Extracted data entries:
┄┄┄┄┄┄┄┄┄┄┄┄┄┄┄┄┄┄┄┄
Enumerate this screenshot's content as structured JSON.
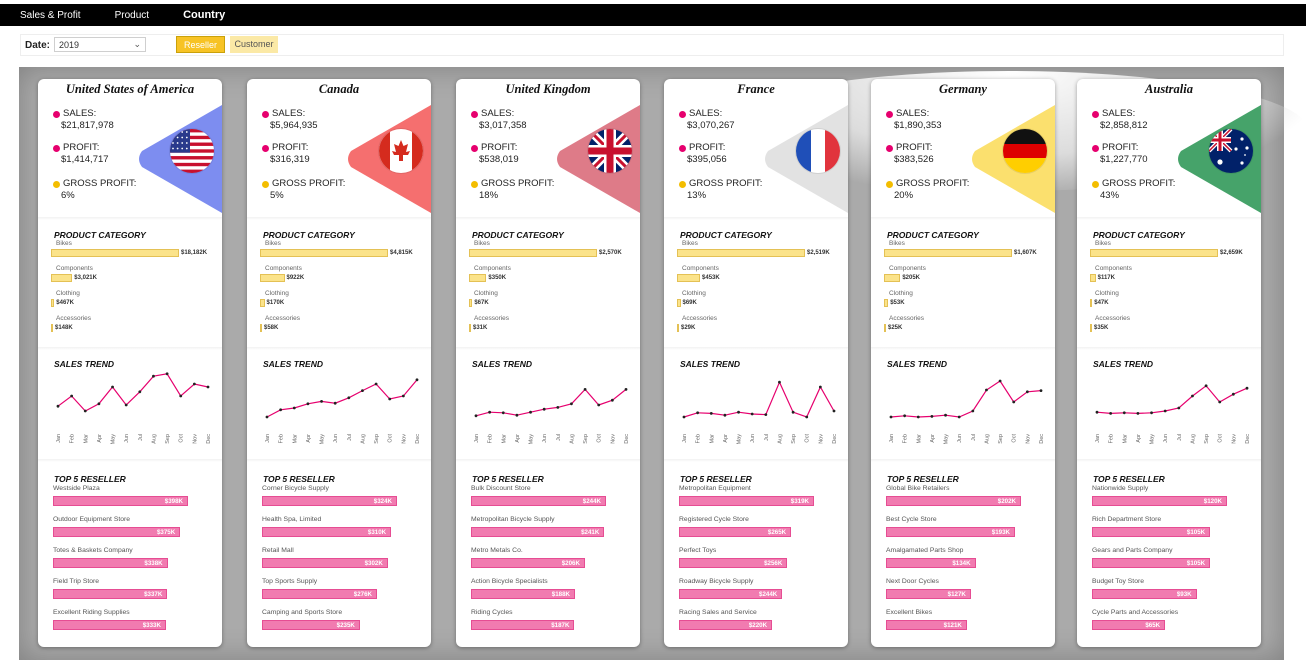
{
  "nav": {
    "tabs": [
      {
        "label": "Sales & Profit"
      },
      {
        "label": "Product"
      },
      {
        "label": "Country"
      }
    ],
    "active": "Country"
  },
  "filters": {
    "date_label": "Date:",
    "date_value": "2019",
    "reseller_label": "Reseller",
    "customer_label": "Customer"
  },
  "colors": {
    "sales_dot": "#e6006e",
    "gross_dot": "#f3bd00",
    "category_bar": "#fbe38a",
    "reseller_bar": "#f17bb0",
    "trend_line": "#e6006e"
  },
  "labels": {
    "sales": "SALES:",
    "profit": "PROFIT:",
    "gross": "GROSS PROFIT:",
    "product_category": "PRODUCT CATEGORY",
    "sales_trend": "SALES TREND",
    "top5": "TOP 5 RESELLER",
    "months": [
      "Jan",
      "Feb",
      "Mar",
      "Apr",
      "May",
      "Jun",
      "Jul",
      "Aug",
      "Sep",
      "Oct",
      "Nov",
      "Dec"
    ],
    "categories": [
      "Bikes",
      "Components",
      "Clothing",
      "Accessories"
    ]
  },
  "countries": [
    {
      "name": "United States of America",
      "flag_icon": "usa-flag-icon",
      "tri_color": "#7d8df0",
      "sales": "$21,817,978",
      "profit": "$1,414,717",
      "gross": "6%",
      "categories": [
        {
          "label": "$18,182K",
          "value": 18182
        },
        {
          "label": "$3,021K",
          "value": 3021
        },
        {
          "label": "$467K",
          "value": 467
        },
        {
          "label": "$148K",
          "value": 148
        }
      ],
      "trend": [
        38,
        55,
        30,
        42,
        70,
        40,
        62,
        88,
        92,
        55,
        75,
        70
      ],
      "resellers": [
        {
          "name": "Westside Plaza",
          "label": "$398K",
          "value": 398
        },
        {
          "name": "Outdoor Equipment Store",
          "label": "$375K",
          "value": 375
        },
        {
          "name": "Totes & Baskets Company",
          "label": "$338K",
          "value": 338
        },
        {
          "name": "Field Trip Store",
          "label": "$337K",
          "value": 337
        },
        {
          "name": "Excellent Riding Supplies",
          "label": "$333K",
          "value": 333
        }
      ]
    },
    {
      "name": "Canada",
      "flag_icon": "canada-flag-icon",
      "tri_color": "#f56f6f",
      "sales": "$5,964,935",
      "profit": "$316,319",
      "gross": "5%",
      "categories": [
        {
          "label": "$4,815K",
          "value": 4815
        },
        {
          "label": "$922K",
          "value": 922
        },
        {
          "label": "$170K",
          "value": 170
        },
        {
          "label": "$58K",
          "value": 58
        }
      ],
      "trend": [
        20,
        32,
        35,
        42,
        46,
        43,
        52,
        64,
        75,
        50,
        55,
        82
      ],
      "resellers": [
        {
          "name": "Corner Bicycle Supply",
          "label": "$324K",
          "value": 324
        },
        {
          "name": "Health Spa, Limited",
          "label": "$310K",
          "value": 310
        },
        {
          "name": "Retail Mall",
          "label": "$302K",
          "value": 302
        },
        {
          "name": "Top Sports Supply",
          "label": "$276K",
          "value": 276
        },
        {
          "name": "Camping and Sports Store",
          "label": "$235K",
          "value": 235
        }
      ]
    },
    {
      "name": "United Kingdom",
      "flag_icon": "uk-flag-icon",
      "tri_color": "#de7b88",
      "sales": "$3,017,358",
      "profit": "$538,019",
      "gross": "18%",
      "categories": [
        {
          "label": "$2,570K",
          "value": 2570
        },
        {
          "label": "$350K",
          "value": 350
        },
        {
          "label": "$67K",
          "value": 67
        },
        {
          "label": "$31K",
          "value": 31
        }
      ],
      "trend": [
        22,
        28,
        27,
        23,
        28,
        33,
        36,
        42,
        66,
        40,
        48,
        66
      ],
      "resellers": [
        {
          "name": "Bulk Discount Store",
          "label": "$244K",
          "value": 244
        },
        {
          "name": "Metropolitan Bicycle Supply",
          "label": "$241K",
          "value": 241
        },
        {
          "name": "Metro Metals Co.",
          "label": "$206K",
          "value": 206
        },
        {
          "name": "Action Bicycle Specialists",
          "label": "$188K",
          "value": 188
        },
        {
          "name": "Riding Cycles",
          "label": "$187K",
          "value": 187
        }
      ]
    },
    {
      "name": "France",
      "flag_icon": "france-flag-icon",
      "tri_color": "#e2e2e2",
      "sales": "$3,070,267",
      "profit": "$395,056",
      "gross": "13%",
      "categories": [
        {
          "label": "$2,519K",
          "value": 2519
        },
        {
          "label": "$453K",
          "value": 453
        },
        {
          "label": "$69K",
          "value": 69
        },
        {
          "label": "$29K",
          "value": 29
        }
      ],
      "trend": [
        20,
        27,
        26,
        23,
        28,
        25,
        24,
        78,
        28,
        20,
        70,
        30
      ],
      "resellers": [
        {
          "name": "Metropolitan Equipment",
          "label": "$319K",
          "value": 319
        },
        {
          "name": "Registered Cycle Store",
          "label": "$265K",
          "value": 265
        },
        {
          "name": "Perfect Toys",
          "label": "$256K",
          "value": 256
        },
        {
          "name": "Roadway Bicycle Supply",
          "label": "$244K",
          "value": 244
        },
        {
          "name": "Racing Sales and Service",
          "label": "$220K",
          "value": 220
        }
      ]
    },
    {
      "name": "Germany",
      "flag_icon": "germany-flag-icon",
      "tri_color": "#fbe06e",
      "sales": "$1,890,353",
      "profit": "$383,526",
      "gross": "20%",
      "categories": [
        {
          "label": "$1,607K",
          "value": 1607
        },
        {
          "label": "$205K",
          "value": 205
        },
        {
          "label": "$53K",
          "value": 53
        },
        {
          "label": "$25K",
          "value": 25
        }
      ],
      "trend": [
        20,
        22,
        20,
        21,
        23,
        20,
        30,
        65,
        80,
        45,
        62,
        64,
        58
      ],
      "resellers": [
        {
          "name": "Global Bike Retailers",
          "label": "$202K",
          "value": 202
        },
        {
          "name": "Best Cycle Store",
          "label": "$193K",
          "value": 193
        },
        {
          "name": "Amalgamated Parts Shop",
          "label": "$134K",
          "value": 134
        },
        {
          "name": "Next Door Cycles",
          "label": "$127K",
          "value": 127
        },
        {
          "name": "Excellent Bikes",
          "label": "$121K",
          "value": 121
        }
      ]
    },
    {
      "name": "Australia",
      "flag_icon": "australia-flag-icon",
      "tri_color": "#46a36a",
      "sales": "$2,858,812",
      "profit": "$1,227,770",
      "gross": "43%",
      "categories": [
        {
          "label": "$2,659K",
          "value": 2659
        },
        {
          "label": "$117K",
          "value": 117
        },
        {
          "label": "$47K",
          "value": 47
        },
        {
          "label": "$35K",
          "value": 35
        }
      ],
      "trend": [
        28,
        26,
        27,
        26,
        27,
        30,
        35,
        55,
        72,
        45,
        58,
        68
      ],
      "resellers": [
        {
          "name": "Nationwide Supply",
          "label": "$120K",
          "value": 120
        },
        {
          "name": "Rich Department Store",
          "label": "$105K",
          "value": 105
        },
        {
          "name": "Gears and Parts Company",
          "label": "$105K",
          "value": 105
        },
        {
          "name": "Budget Toy Store",
          "label": "$93K",
          "value": 93
        },
        {
          "name": "Cycle Parts and Accessories",
          "label": "$65K",
          "value": 65
        }
      ]
    }
  ]
}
┄┄┄┄┄┄┄┄┄┄┄┄┄┄┄┄┄┄┄┄
Exercise directions –
Quote in full the listing given above; the images are to be left out.

Output of the exercise –
Enumerate this screenshot's content as structured JSON.
{
  "nav": {
    "tabs": [
      {
        "label": "Sales & Profit"
      },
      {
        "label": "Product"
      },
      {
        "label": "Country"
      }
    ],
    "active": "Country"
  },
  "filters": {
    "date_label": "Date:",
    "date_value": "2019",
    "reseller_label": "Reseller",
    "customer_label": "Customer"
  },
  "colors": {
    "sales_dot": "#e6006e",
    "gross_dot": "#f3bd00",
    "category_bar": "#fbe38a",
    "reseller_bar": "#f17bb0",
    "trend_line": "#e6006e"
  },
  "labels": {
    "sales": "SALES:",
    "profit": "PROFIT:",
    "gross": "GROSS PROFIT:",
    "product_category": "PRODUCT CATEGORY",
    "sales_trend": "SALES TREND",
    "top5": "TOP 5 RESELLER",
    "months": [
      "Jan",
      "Feb",
      "Mar",
      "Apr",
      "May",
      "Jun",
      "Jul",
      "Aug",
      "Sep",
      "Oct",
      "Nov",
      "Dec"
    ],
    "categories": [
      "Bikes",
      "Components",
      "Clothing",
      "Accessories"
    ]
  },
  "countries": [
    {
      "name": "United States of America",
      "flag_icon": "usa-flag-icon",
      "tri_color": "#7d8df0",
      "sales": "$21,817,978",
      "profit": "$1,414,717",
      "gross": "6%",
      "categories": [
        {
          "label": "$18,182K",
          "value": 18182
        },
        {
          "label": "$3,021K",
          "value": 3021
        },
        {
          "label": "$467K",
          "value": 467
        },
        {
          "label": "$148K",
          "value": 148
        }
      ],
      "trend": [
        38,
        55,
        30,
        42,
        70,
        40,
        62,
        88,
        92,
        55,
        75,
        70
      ],
      "resellers": [
        {
          "name": "Westside Plaza",
          "label": "$398K",
          "value": 398
        },
        {
          "name": "Outdoor Equipment Store",
          "label": "$375K",
          "value": 375
        },
        {
          "name": "Totes & Baskets Company",
          "label": "$338K",
          "value": 338
        },
        {
          "name": "Field Trip Store",
          "label": "$337K",
          "value": 337
        },
        {
          "name": "Excellent Riding Supplies",
          "label": "$333K",
          "value": 333
        }
      ]
    },
    {
      "name": "Canada",
      "flag_icon": "canada-flag-icon",
      "tri_color": "#f56f6f",
      "sales": "$5,964,935",
      "profit": "$316,319",
      "gross": "5%",
      "categories": [
        {
          "label": "$4,815K",
          "value": 4815
        },
        {
          "label": "$922K",
          "value": 922
        },
        {
          "label": "$170K",
          "value": 170
        },
        {
          "label": "$58K",
          "value": 58
        }
      ],
      "trend": [
        20,
        32,
        35,
        42,
        46,
        43,
        52,
        64,
        75,
        50,
        55,
        82
      ],
      "resellers": [
        {
          "name": "Corner Bicycle Supply",
          "label": "$324K",
          "value": 324
        },
        {
          "name": "Health Spa, Limited",
          "label": "$310K",
          "value": 310
        },
        {
          "name": "Retail Mall",
          "label": "$302K",
          "value": 302
        },
        {
          "name": "Top Sports Supply",
          "label": "$276K",
          "value": 276
        },
        {
          "name": "Camping and Sports Store",
          "label": "$235K",
          "value": 235
        }
      ]
    },
    {
      "name": "United Kingdom",
      "flag_icon": "uk-flag-icon",
      "tri_color": "#de7b88",
      "sales": "$3,017,358",
      "profit": "$538,019",
      "gross": "18%",
      "categories": [
        {
          "label": "$2,570K",
          "value": 2570
        },
        {
          "label": "$350K",
          "value": 350
        },
        {
          "label": "$67K",
          "value": 67
        },
        {
          "label": "$31K",
          "value": 31
        }
      ],
      "trend": [
        22,
        28,
        27,
        23,
        28,
        33,
        36,
        42,
        66,
        40,
        48,
        66
      ],
      "resellers": [
        {
          "name": "Bulk Discount Store",
          "label": "$244K",
          "value": 244
        },
        {
          "name": "Metropolitan Bicycle Supply",
          "label": "$241K",
          "value": 241
        },
        {
          "name": "Metro Metals Co.",
          "label": "$206K",
          "value": 206
        },
        {
          "name": "Action Bicycle Specialists",
          "label": "$188K",
          "value": 188
        },
        {
          "name": "Riding Cycles",
          "label": "$187K",
          "value": 187
        }
      ]
    },
    {
      "name": "France",
      "flag_icon": "france-flag-icon",
      "tri_color": "#e2e2e2",
      "sales": "$3,070,267",
      "profit": "$395,056",
      "gross": "13%",
      "categories": [
        {
          "label": "$2,519K",
          "value": 2519
        },
        {
          "label": "$453K",
          "value": 453
        },
        {
          "label": "$69K",
          "value": 69
        },
        {
          "label": "$29K",
          "value": 29
        }
      ],
      "trend": [
        20,
        27,
        26,
        23,
        28,
        25,
        24,
        78,
        28,
        20,
        70,
        30
      ],
      "resellers": [
        {
          "name": "Metropolitan Equipment",
          "label": "$319K",
          "value": 319
        },
        {
          "name": "Registered Cycle Store",
          "label": "$265K",
          "value": 265
        },
        {
          "name": "Perfect Toys",
          "label": "$256K",
          "value": 256
        },
        {
          "name": "Roadway Bicycle Supply",
          "label": "$244K",
          "value": 244
        },
        {
          "name": "Racing Sales and Service",
          "label": "$220K",
          "value": 220
        }
      ]
    },
    {
      "name": "Germany",
      "flag_icon": "germany-flag-icon",
      "tri_color": "#fbe06e",
      "sales": "$1,890,353",
      "profit": "$383,526",
      "gross": "20%",
      "categories": [
        {
          "label": "$1,607K",
          "value": 1607
        },
        {
          "label": "$205K",
          "value": 205
        },
        {
          "label": "$53K",
          "value": 53
        },
        {
          "label": "$25K",
          "value": 25
        }
      ],
      "trend": [
        20,
        22,
        20,
        21,
        23,
        20,
        30,
        65,
        80,
        45,
        62,
        64,
        58
      ],
      "resellers": [
        {
          "name": "Global Bike Retailers",
          "label": "$202K",
          "value": 202
        },
        {
          "name": "Best Cycle Store",
          "label": "$193K",
          "value": 193
        },
        {
          "name": "Amalgamated Parts Shop",
          "label": "$134K",
          "value": 134
        },
        {
          "name": "Next Door Cycles",
          "label": "$127K",
          "value": 127
        },
        {
          "name": "Excellent Bikes",
          "label": "$121K",
          "value": 121
        }
      ]
    },
    {
      "name": "Australia",
      "flag_icon": "australia-flag-icon",
      "tri_color": "#46a36a",
      "sales": "$2,858,812",
      "profit": "$1,227,770",
      "gross": "43%",
      "categories": [
        {
          "label": "$2,659K",
          "value": 2659
        },
        {
          "label": "$117K",
          "value": 117
        },
        {
          "label": "$47K",
          "value": 47
        },
        {
          "label": "$35K",
          "value": 35
        }
      ],
      "trend": [
        28,
        26,
        27,
        26,
        27,
        30,
        35,
        55,
        72,
        45,
        58,
        68
      ],
      "resellers": [
        {
          "name": "Nationwide Supply",
          "label": "$120K",
          "value": 120
        },
        {
          "name": "Rich Department Store",
          "label": "$105K",
          "value": 105
        },
        {
          "name": "Gears and Parts Company",
          "label": "$105K",
          "value": 105
        },
        {
          "name": "Budget Toy Store",
          "label": "$93K",
          "value": 93
        },
        {
          "name": "Cycle Parts and Accessories",
          "label": "$65K",
          "value": 65
        }
      ]
    }
  ]
}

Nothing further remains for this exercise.